• **SET PROBLEM**:
Repeat each record exactly. Any picture gets left out.

>> BEGIN

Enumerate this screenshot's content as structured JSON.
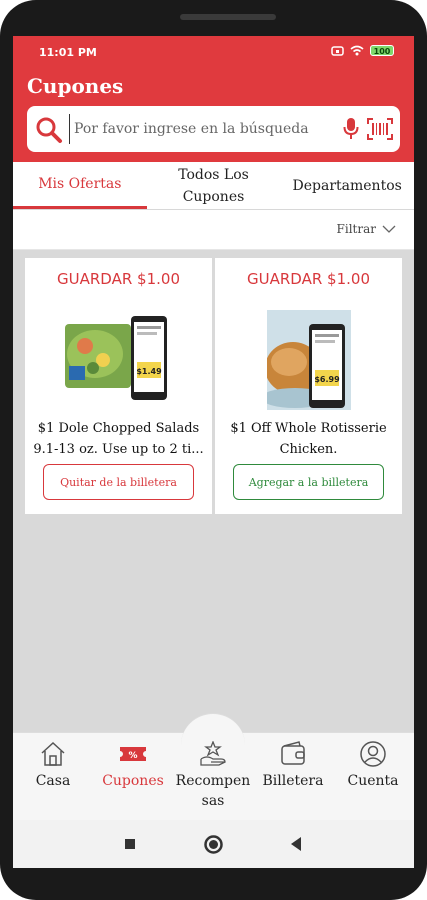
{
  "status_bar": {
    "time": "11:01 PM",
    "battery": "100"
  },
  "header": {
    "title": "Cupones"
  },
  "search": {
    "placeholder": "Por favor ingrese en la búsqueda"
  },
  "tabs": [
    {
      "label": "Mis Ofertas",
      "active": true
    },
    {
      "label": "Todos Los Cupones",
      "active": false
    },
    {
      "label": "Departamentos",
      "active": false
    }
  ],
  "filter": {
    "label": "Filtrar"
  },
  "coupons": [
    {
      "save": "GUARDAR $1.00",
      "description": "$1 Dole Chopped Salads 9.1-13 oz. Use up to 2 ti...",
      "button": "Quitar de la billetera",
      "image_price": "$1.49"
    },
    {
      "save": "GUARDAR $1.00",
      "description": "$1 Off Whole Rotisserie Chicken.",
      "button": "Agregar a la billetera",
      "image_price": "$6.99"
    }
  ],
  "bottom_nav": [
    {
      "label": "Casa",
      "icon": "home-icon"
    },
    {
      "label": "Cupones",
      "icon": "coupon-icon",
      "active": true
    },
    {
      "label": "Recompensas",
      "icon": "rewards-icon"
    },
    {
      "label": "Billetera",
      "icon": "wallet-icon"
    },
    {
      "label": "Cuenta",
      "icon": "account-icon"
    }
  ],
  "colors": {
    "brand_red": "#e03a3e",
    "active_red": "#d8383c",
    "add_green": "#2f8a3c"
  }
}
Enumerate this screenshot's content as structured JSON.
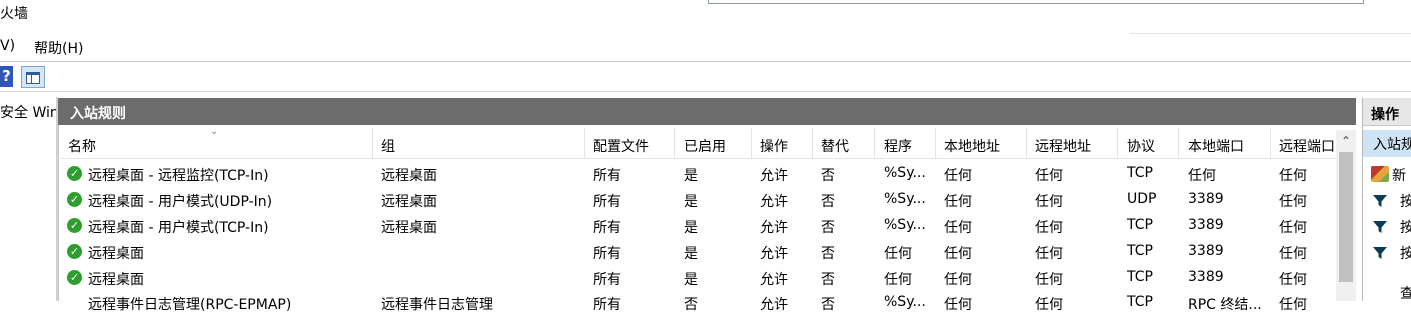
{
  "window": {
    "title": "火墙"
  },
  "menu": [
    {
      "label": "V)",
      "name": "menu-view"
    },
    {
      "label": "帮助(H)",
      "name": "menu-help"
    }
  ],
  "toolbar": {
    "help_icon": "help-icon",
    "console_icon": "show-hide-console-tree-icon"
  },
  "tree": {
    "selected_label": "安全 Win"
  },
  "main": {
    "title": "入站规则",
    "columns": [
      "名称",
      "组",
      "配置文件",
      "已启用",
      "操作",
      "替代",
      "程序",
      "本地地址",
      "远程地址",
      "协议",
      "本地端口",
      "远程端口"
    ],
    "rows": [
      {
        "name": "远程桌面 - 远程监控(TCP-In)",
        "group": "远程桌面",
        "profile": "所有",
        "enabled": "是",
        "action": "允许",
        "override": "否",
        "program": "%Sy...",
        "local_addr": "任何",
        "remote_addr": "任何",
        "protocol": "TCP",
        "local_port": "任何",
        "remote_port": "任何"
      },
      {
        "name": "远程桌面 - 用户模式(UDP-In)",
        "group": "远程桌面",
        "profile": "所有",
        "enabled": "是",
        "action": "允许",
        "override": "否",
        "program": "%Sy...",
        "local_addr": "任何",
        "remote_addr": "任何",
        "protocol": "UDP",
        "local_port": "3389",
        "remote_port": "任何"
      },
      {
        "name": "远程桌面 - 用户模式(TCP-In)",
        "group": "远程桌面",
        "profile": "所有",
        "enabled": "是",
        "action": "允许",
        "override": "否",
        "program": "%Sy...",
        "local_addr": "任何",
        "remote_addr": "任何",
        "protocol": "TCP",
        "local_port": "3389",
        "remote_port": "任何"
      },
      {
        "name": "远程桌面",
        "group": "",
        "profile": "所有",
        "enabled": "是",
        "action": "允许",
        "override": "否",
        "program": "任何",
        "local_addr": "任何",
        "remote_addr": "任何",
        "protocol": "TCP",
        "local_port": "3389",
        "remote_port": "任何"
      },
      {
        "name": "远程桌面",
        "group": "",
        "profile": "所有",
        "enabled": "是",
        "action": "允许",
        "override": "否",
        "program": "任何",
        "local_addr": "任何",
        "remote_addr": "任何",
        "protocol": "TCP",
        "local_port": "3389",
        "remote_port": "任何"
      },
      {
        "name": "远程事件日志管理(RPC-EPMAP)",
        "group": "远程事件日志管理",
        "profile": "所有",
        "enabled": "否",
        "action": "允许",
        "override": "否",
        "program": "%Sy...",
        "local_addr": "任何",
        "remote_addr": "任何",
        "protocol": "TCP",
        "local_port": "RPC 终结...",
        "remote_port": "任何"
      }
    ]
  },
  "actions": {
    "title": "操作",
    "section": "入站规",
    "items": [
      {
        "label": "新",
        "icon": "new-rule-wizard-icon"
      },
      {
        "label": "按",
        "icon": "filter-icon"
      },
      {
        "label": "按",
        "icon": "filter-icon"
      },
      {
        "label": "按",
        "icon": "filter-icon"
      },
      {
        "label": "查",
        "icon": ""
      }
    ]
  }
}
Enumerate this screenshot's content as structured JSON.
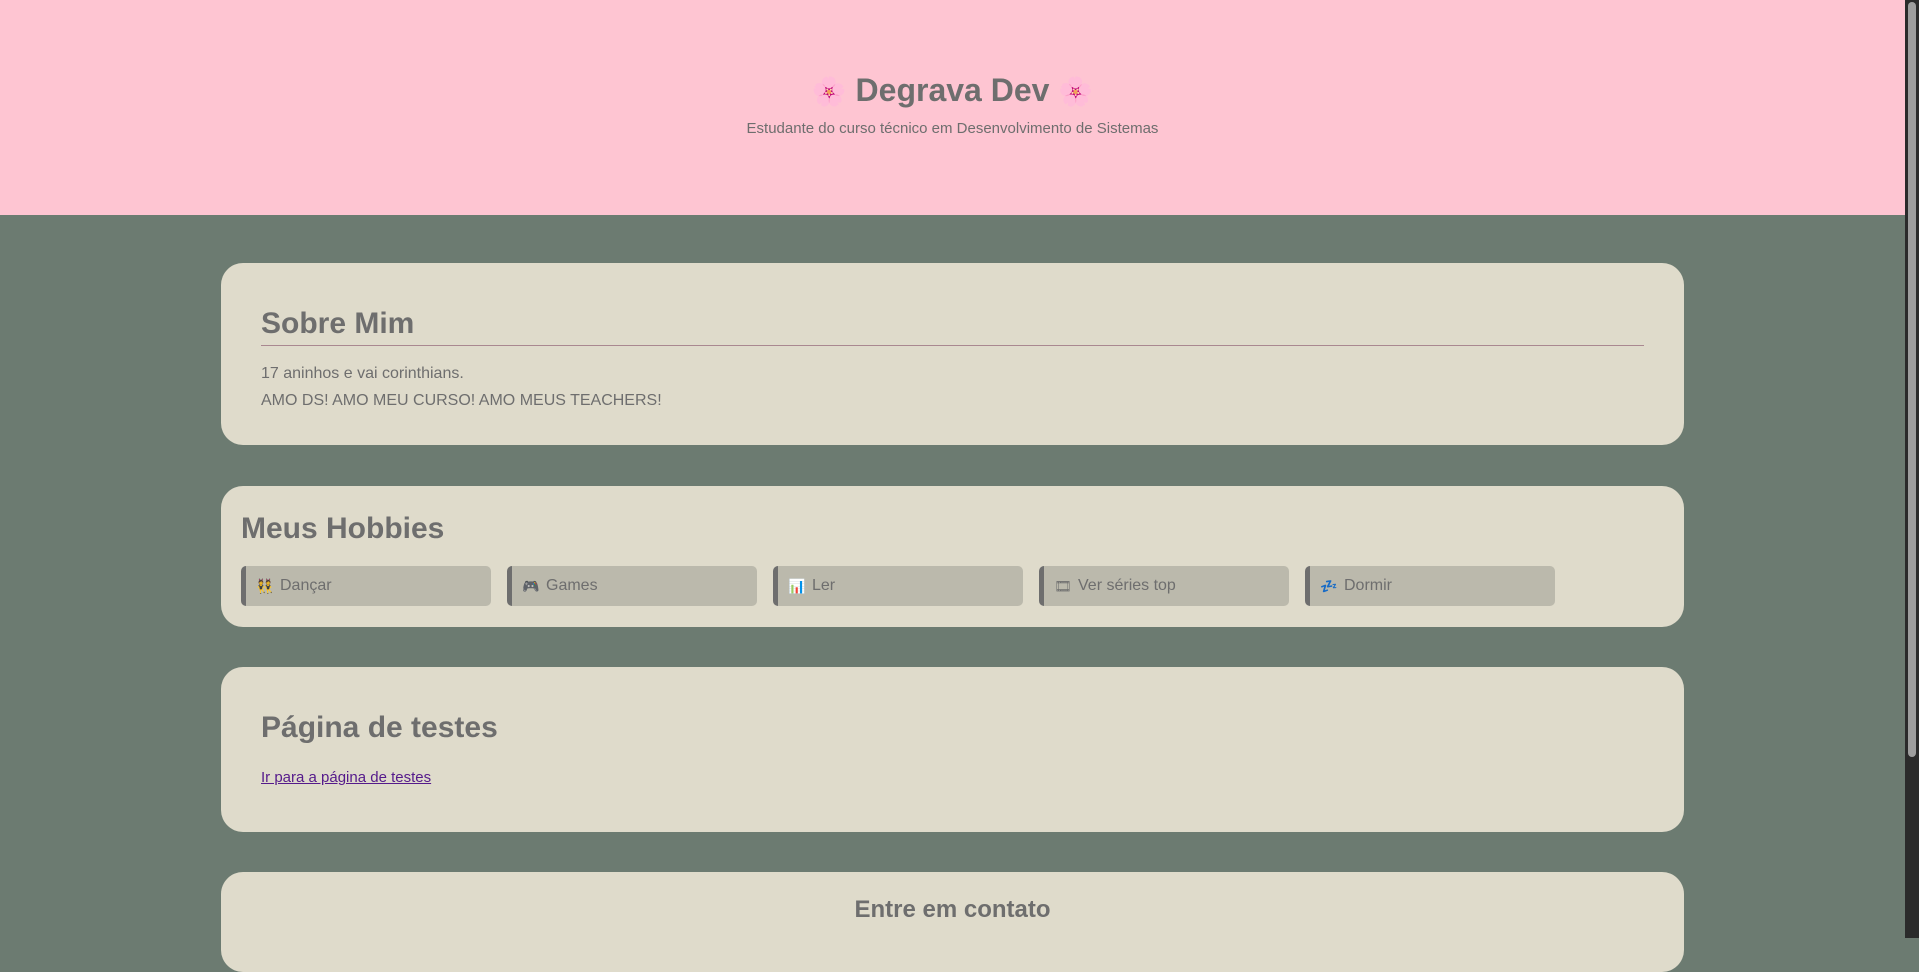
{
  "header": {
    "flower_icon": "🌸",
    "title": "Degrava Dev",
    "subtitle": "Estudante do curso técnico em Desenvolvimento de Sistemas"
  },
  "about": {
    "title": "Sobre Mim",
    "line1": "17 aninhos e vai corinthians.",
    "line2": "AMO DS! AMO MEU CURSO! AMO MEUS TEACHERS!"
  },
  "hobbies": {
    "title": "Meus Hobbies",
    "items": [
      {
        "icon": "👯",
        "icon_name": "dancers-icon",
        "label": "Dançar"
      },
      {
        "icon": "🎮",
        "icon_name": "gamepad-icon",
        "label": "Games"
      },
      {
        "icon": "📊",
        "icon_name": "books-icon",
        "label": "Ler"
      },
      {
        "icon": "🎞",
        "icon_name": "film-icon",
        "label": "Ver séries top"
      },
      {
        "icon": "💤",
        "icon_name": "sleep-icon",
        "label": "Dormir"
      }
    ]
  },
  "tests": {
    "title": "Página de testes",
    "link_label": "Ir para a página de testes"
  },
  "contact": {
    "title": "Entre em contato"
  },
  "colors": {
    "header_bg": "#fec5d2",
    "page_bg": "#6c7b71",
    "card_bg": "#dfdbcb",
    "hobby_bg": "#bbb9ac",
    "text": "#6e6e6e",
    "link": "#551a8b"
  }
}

>> END

• **EXERCISE ANSWER**:
Enumerate this screenshot's content as structured JSON.
{
  "status_bar": {
    "time": "11:01 PM",
    "battery": "100"
  },
  "header": {
    "title": "Cupones"
  },
  "search": {
    "placeholder": "Por favor ingrese en la búsqueda"
  },
  "tabs": [
    {
      "label": "Mis Ofertas",
      "active": true
    },
    {
      "label": "Todos Los Cupones",
      "active": false
    },
    {
      "label": "Departamentos",
      "active": false
    }
  ],
  "filter": {
    "label": "Filtrar"
  },
  "coupons": [
    {
      "save": "GUARDAR $1.00",
      "description": "$1 Dole Chopped Salads 9.1-13 oz. Use up to 2 ti...",
      "button": "Quitar de la billetera",
      "image_price": "$1.49"
    },
    {
      "save": "GUARDAR $1.00",
      "description": "$1 Off Whole Rotisserie Chicken.",
      "button": "Agregar a la billetera",
      "image_price": "$6.99"
    }
  ],
  "bottom_nav": [
    {
      "label": "Casa",
      "icon": "home-icon"
    },
    {
      "label": "Cupones",
      "icon": "coupon-icon",
      "active": true
    },
    {
      "label": "Recompensas",
      "icon": "rewards-icon"
    },
    {
      "label": "Billetera",
      "icon": "wallet-icon"
    },
    {
      "label": "Cuenta",
      "icon": "account-icon"
    }
  ],
  "colors": {
    "brand_red": "#e03a3e",
    "active_red": "#d8383c",
    "add_green": "#2f8a3c"
  }
}
Enumerate this screenshot's content as structured JSON.
{
  "window": {
    "title": "火墙"
  },
  "menu": [
    {
      "label": "V)",
      "name": "menu-view"
    },
    {
      "label": "帮助(H)",
      "name": "menu-help"
    }
  ],
  "toolbar": {
    "help_icon": "help-icon",
    "console_icon": "show-hide-console-tree-icon"
  },
  "tree": {
    "selected_label": "安全 Win"
  },
  "main": {
    "title": "入站规则",
    "columns": [
      "名称",
      "组",
      "配置文件",
      "已启用",
      "操作",
      "替代",
      "程序",
      "本地地址",
      "远程地址",
      "协议",
      "本地端口",
      "远程端口"
    ],
    "rows": [
      {
        "name": "远程桌面 - 远程监控(TCP-In)",
        "group": "远程桌面",
        "profile": "所有",
        "enabled": "是",
        "action": "允许",
        "override": "否",
        "program": "%Sy...",
        "local_addr": "任何",
        "remote_addr": "任何",
        "protocol": "TCP",
        "local_port": "任何",
        "remote_port": "任何"
      },
      {
        "name": "远程桌面 - 用户模式(UDP-In)",
        "group": "远程桌面",
        "profile": "所有",
        "enabled": "是",
        "action": "允许",
        "override": "否",
        "program": "%Sy...",
        "local_addr": "任何",
        "remote_addr": "任何",
        "protocol": "UDP",
        "local_port": "3389",
        "remote_port": "任何"
      },
      {
        "name": "远程桌面 - 用户模式(TCP-In)",
        "group": "远程桌面",
        "profile": "所有",
        "enabled": "是",
        "action": "允许",
        "override": "否",
        "program": "%Sy...",
        "local_addr": "任何",
        "remote_addr": "任何",
        "protocol": "TCP",
        "local_port": "3389",
        "remote_port": "任何"
      },
      {
        "name": "远程桌面",
        "group": "",
        "profile": "所有",
        "enabled": "是",
        "action": "允许",
        "override": "否",
        "program": "任何",
        "local_addr": "任何",
        "remote_addr": "任何",
        "protocol": "TCP",
        "local_port": "3389",
        "remote_port": "任何"
      },
      {
        "name": "远程桌面",
        "group": "",
        "profile": "所有",
        "enabled": "是",
        "action": "允许",
        "override": "否",
        "program": "任何",
        "local_addr": "任何",
        "remote_addr": "任何",
        "protocol": "TCP",
        "local_port": "3389",
        "remote_port": "任何"
      },
      {
        "name": "远程事件日志管理(RPC-EPMAP)",
        "group": "远程事件日志管理",
        "profile": "所有",
        "enabled": "否",
        "action": "允许",
        "override": "否",
        "program": "%Sy...",
        "local_addr": "任何",
        "remote_addr": "任何",
        "protocol": "TCP",
        "local_port": "RPC 终结...",
        "remote_port": "任何"
      }
    ]
  },
  "actions": {
    "title": "操作",
    "section": "入站规",
    "items": [
      {
        "label": "新",
        "icon": "new-rule-wizard-icon"
      },
      {
        "label": "按",
        "icon": "filter-icon"
      },
      {
        "label": "按",
        "icon": "filter-icon"
      },
      {
        "label": "按",
        "icon": "filter-icon"
      },
      {
        "label": "查",
        "icon": ""
      }
    ]
  }
}
Enumerate this screenshot's content as structured JSON.
{
  "header": {
    "flower_icon": "🌸",
    "title": "Degrava Dev",
    "subtitle": "Estudante do curso técnico em Desenvolvimento de Sistemas"
  },
  "about": {
    "title": "Sobre Mim",
    "line1": "17 aninhos e vai corinthians.",
    "line2": "AMO DS! AMO MEU CURSO! AMO MEUS TEACHERS!"
  },
  "hobbies": {
    "title": "Meus Hobbies",
    "items": [
      {
        "icon": "👯",
        "icon_name": "dancers-icon",
        "label": "Dançar"
      },
      {
        "icon": "🎮",
        "icon_name": "gamepad-icon",
        "label": "Games"
      },
      {
        "icon": "📊",
        "icon_name": "books-icon",
        "label": "Ler"
      },
      {
        "icon": "🎞",
        "icon_name": "film-icon",
        "label": "Ver séries top"
      },
      {
        "icon": "💤",
        "icon_name": "sleep-icon",
        "label": "Dormir"
      }
    ]
  },
  "tests": {
    "title": "Página de testes",
    "link_label": "Ir para a página de testes"
  },
  "contact": {
    "title": "Entre em contato"
  },
  "colors": {
    "header_bg": "#fec5d2",
    "page_bg": "#6c7b71",
    "card_bg": "#dfdbcb",
    "hobby_bg": "#bbb9ac",
    "text": "#6e6e6e",
    "link": "#551a8b"
  }
}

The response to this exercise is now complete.